- **WHAT TO DO**:
Copy the records below exactly, omitting any pictures they contain.
***** RECORDS PROVIDED
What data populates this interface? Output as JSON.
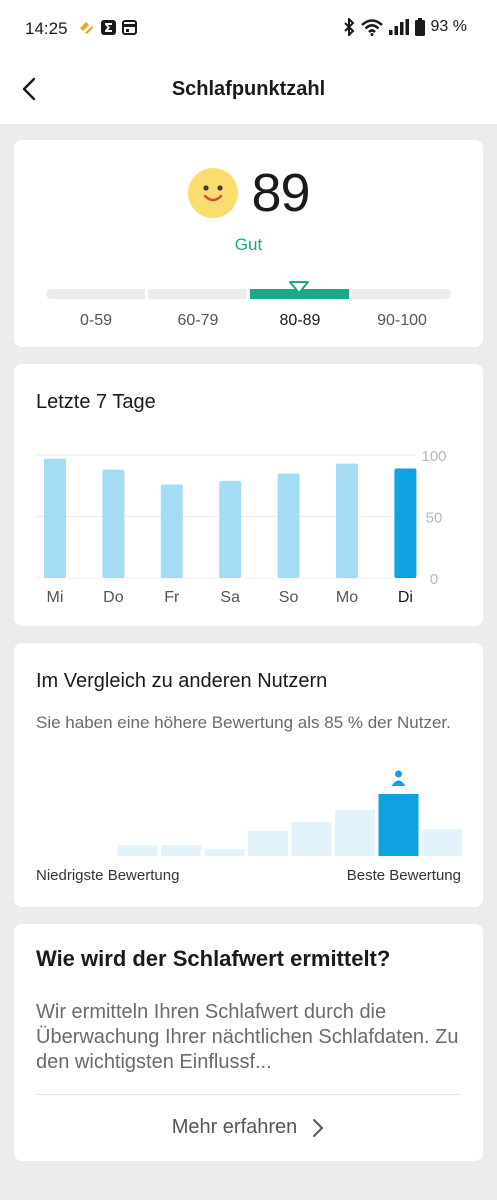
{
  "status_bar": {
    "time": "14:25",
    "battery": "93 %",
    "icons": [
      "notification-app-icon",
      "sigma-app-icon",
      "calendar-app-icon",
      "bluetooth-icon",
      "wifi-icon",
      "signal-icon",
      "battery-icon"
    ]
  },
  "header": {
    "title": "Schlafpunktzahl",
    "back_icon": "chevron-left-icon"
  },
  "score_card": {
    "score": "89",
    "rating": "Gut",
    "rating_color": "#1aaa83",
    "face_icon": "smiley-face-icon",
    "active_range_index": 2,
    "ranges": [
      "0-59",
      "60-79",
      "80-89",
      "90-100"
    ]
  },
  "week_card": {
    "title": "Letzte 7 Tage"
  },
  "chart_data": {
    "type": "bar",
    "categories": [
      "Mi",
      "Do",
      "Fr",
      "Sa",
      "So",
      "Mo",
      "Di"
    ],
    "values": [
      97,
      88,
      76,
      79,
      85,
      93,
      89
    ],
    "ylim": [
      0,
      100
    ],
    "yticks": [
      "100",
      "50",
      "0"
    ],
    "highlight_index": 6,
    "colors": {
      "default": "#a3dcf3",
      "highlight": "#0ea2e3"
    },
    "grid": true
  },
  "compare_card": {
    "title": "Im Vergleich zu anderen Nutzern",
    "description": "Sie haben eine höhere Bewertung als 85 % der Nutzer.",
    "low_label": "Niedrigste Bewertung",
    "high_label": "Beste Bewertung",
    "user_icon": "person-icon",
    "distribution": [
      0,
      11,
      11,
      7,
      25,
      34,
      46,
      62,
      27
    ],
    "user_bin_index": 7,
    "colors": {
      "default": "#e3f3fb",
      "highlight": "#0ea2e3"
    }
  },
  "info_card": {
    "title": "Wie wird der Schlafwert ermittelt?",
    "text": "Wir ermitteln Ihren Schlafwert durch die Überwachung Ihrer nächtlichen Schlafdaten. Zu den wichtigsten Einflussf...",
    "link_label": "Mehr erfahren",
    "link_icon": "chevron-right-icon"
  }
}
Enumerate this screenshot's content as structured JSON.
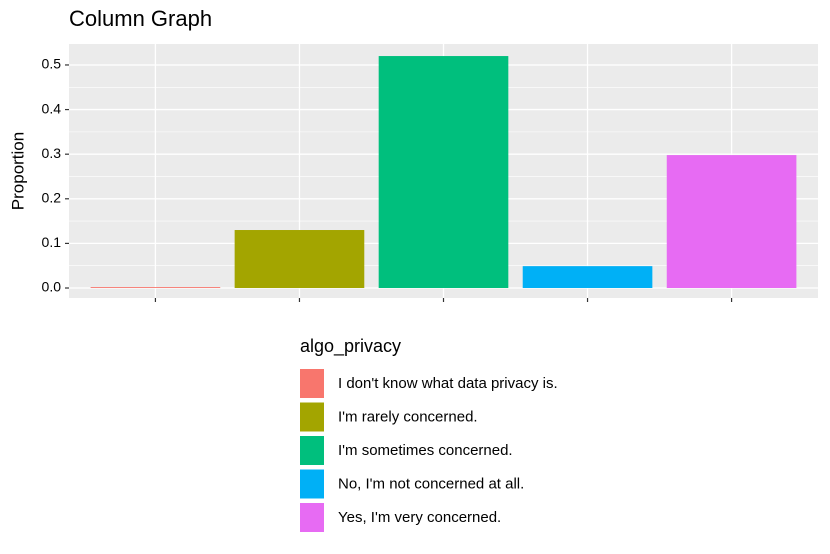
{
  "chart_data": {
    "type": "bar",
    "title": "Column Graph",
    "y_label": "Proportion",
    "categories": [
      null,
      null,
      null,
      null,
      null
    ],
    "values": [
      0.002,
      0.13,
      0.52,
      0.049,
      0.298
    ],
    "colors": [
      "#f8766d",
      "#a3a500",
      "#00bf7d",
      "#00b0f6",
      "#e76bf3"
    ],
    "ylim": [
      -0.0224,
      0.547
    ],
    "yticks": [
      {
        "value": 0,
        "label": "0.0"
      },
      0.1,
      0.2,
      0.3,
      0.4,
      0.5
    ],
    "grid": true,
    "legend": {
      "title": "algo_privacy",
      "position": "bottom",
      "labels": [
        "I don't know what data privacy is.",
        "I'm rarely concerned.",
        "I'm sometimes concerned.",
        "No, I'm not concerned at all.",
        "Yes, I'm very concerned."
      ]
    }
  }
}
**********
- **OUTPUT FOR THIS EXERCISE**:
What data populates this interface? Output as JSON.
{
  "status_bar": {
    "time": "14:25",
    "battery": "93 %",
    "icons": [
      "notification-app-icon",
      "sigma-app-icon",
      "calendar-app-icon",
      "bluetooth-icon",
      "wifi-icon",
      "signal-icon",
      "battery-icon"
    ]
  },
  "header": {
    "title": "Schlafpunktzahl",
    "back_icon": "chevron-left-icon"
  },
  "score_card": {
    "score": "89",
    "rating": "Gut",
    "rating_color": "#1aaa83",
    "face_icon": "smiley-face-icon",
    "active_range_index": 2,
    "ranges": [
      "0-59",
      "60-79",
      "80-89",
      "90-100"
    ]
  },
  "week_card": {
    "title": "Letzte 7 Tage"
  },
  "chart_data": {
    "type": "bar",
    "categories": [
      "Mi",
      "Do",
      "Fr",
      "Sa",
      "So",
      "Mo",
      "Di"
    ],
    "values": [
      97,
      88,
      76,
      79,
      85,
      93,
      89
    ],
    "ylim": [
      0,
      100
    ],
    "yticks": [
      "100",
      "50",
      "0"
    ],
    "highlight_index": 6,
    "colors": {
      "default": "#a3dcf3",
      "highlight": "#0ea2e3"
    },
    "grid": true
  },
  "compare_card": {
    "title": "Im Vergleich zu anderen Nutzern",
    "description": "Sie haben eine höhere Bewertung als 85 % der Nutzer.",
    "low_label": "Niedrigste Bewertung",
    "high_label": "Beste Bewertung",
    "user_icon": "person-icon",
    "distribution": [
      0,
      11,
      11,
      7,
      25,
      34,
      46,
      62,
      27
    ],
    "user_bin_index": 7,
    "colors": {
      "default": "#e3f3fb",
      "highlight": "#0ea2e3"
    }
  },
  "info_card": {
    "title": "Wie wird der Schlafwert ermittelt?",
    "text": "Wir ermitteln Ihren Schlafwert durch die Überwachung Ihrer nächtlichen Schlafdaten. Zu den wichtigsten Einflussf...",
    "link_label": "Mehr erfahren",
    "link_icon": "chevron-right-icon"
  }
}
Enumerate this screenshot's content as structured JSON.
{
  "chart_data": {
    "type": "bar",
    "title": "Column Graph",
    "y_label": "Proportion",
    "categories": [
      null,
      null,
      null,
      null,
      null
    ],
    "values": [
      0.002,
      0.13,
      0.52,
      0.049,
      0.298
    ],
    "colors": [
      "#f8766d",
      "#a3a500",
      "#00bf7d",
      "#00b0f6",
      "#e76bf3"
    ],
    "ylim": [
      -0.0224,
      0.547
    ],
    "yticks": [
      {
        "value": 0,
        "label": "0.0"
      },
      0.1,
      0.2,
      0.3,
      0.4,
      0.5
    ],
    "grid": true,
    "legend": {
      "title": "algo_privacy",
      "position": "bottom",
      "labels": [
        "I don't know what data privacy is.",
        "I'm rarely concerned.",
        "I'm sometimes concerned.",
        "No, I'm not concerned at all.",
        "Yes, I'm very concerned."
      ]
    }
  }
}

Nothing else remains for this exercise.